-- start Available records --

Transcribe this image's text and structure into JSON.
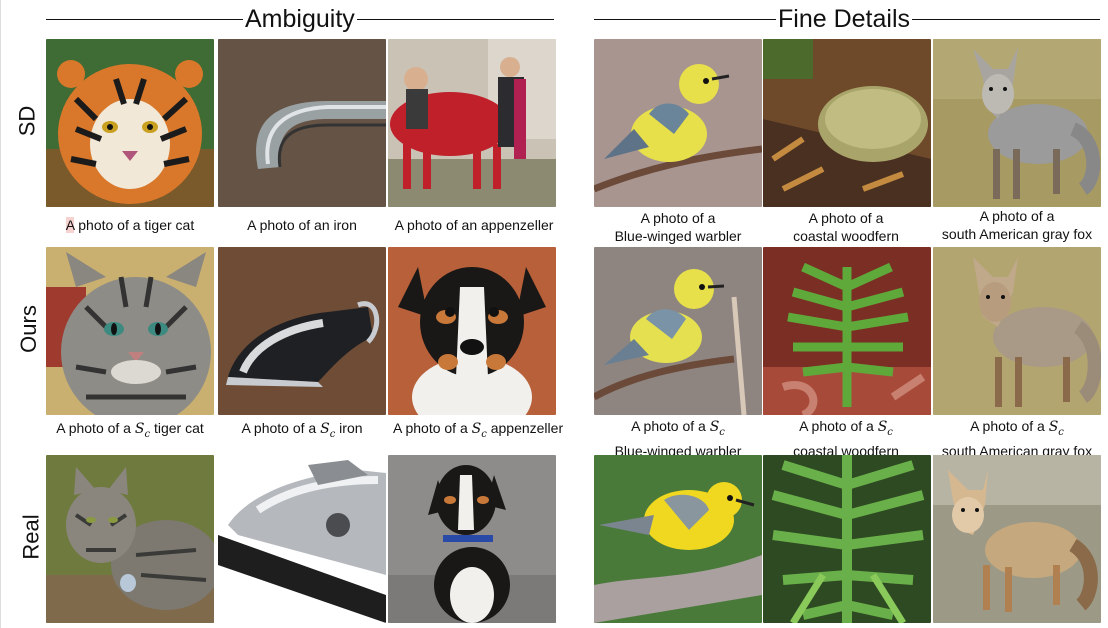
{
  "sections": {
    "ambiguity": "Ambiguity",
    "fine_details": "Fine Details"
  },
  "row_labels": {
    "sd": "SD",
    "ours": "Ours",
    "real": "Real"
  },
  "captions": {
    "sd": {
      "tiger_a": "A",
      "tiger_rest": " photo of a tiger cat",
      "iron": "A photo of an iron",
      "appenzeller": "A photo of an appenzeller",
      "warbler_1": "A photo of a",
      "warbler_2": "Blue-winged warbler",
      "woodfern_1": "A photo of a",
      "woodfern_2": "coastal woodfern",
      "fox_1": "A photo of a",
      "fox_2": "south American gray fox"
    },
    "ours": {
      "prefix": "A photo of a ",
      "token_s": "S",
      "token_c": "c",
      "tiger": " tiger cat",
      "iron": " iron",
      "appenzeller": " appenzeller",
      "warbler_2": "Blue-winged warbler",
      "woodfern_2": "coastal woodfern",
      "fox_2": "south American gray fox"
    }
  },
  "images": {
    "sd": [
      "tiger photo",
      "iron photo",
      "red horse photo",
      "warbler photo",
      "moss photo",
      "gray fox photo"
    ],
    "ours": [
      "tabby cat photo",
      "steam iron photo",
      "appenzeller dog photo",
      "warbler photo",
      "fern photo",
      "gray fox photo"
    ],
    "real": [
      "tabby cat photo",
      "steam iron photo",
      "appenzeller dog photo",
      "warbler photo",
      "fern photo",
      "gray fox photo"
    ]
  }
}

-- end Available records --

| What the exercise asks |
Print every record above exactly as written, leaving out the pictures.

| Response below |
Transcribe this image's text and structure into JSON.
{
  "sections": {
    "ambiguity": "Ambiguity",
    "fine_details": "Fine Details"
  },
  "row_labels": {
    "sd": "SD",
    "ours": "Ours",
    "real": "Real"
  },
  "captions": {
    "sd": {
      "tiger_a": "A",
      "tiger_rest": " photo of a tiger cat",
      "iron": "A photo of an iron",
      "appenzeller": "A photo of an appenzeller",
      "warbler_1": "A photo of a",
      "warbler_2": "Blue-winged warbler",
      "woodfern_1": "A photo of a",
      "woodfern_2": "coastal woodfern",
      "fox_1": "A photo of a",
      "fox_2": "south American gray fox"
    },
    "ours": {
      "prefix": "A photo of a ",
      "token_s": "S",
      "token_c": "c",
      "tiger": " tiger cat",
      "iron": " iron",
      "appenzeller": " appenzeller",
      "warbler_2": "Blue-winged warbler",
      "woodfern_2": "coastal woodfern",
      "fox_2": "south American gray fox"
    }
  },
  "images": {
    "sd": [
      "tiger photo",
      "iron photo",
      "red horse photo",
      "warbler photo",
      "moss photo",
      "gray fox photo"
    ],
    "ours": [
      "tabby cat photo",
      "steam iron photo",
      "appenzeller dog photo",
      "warbler photo",
      "fern photo",
      "gray fox photo"
    ],
    "real": [
      "tabby cat photo",
      "steam iron photo",
      "appenzeller dog photo",
      "warbler photo",
      "fern photo",
      "gray fox photo"
    ]
  }
}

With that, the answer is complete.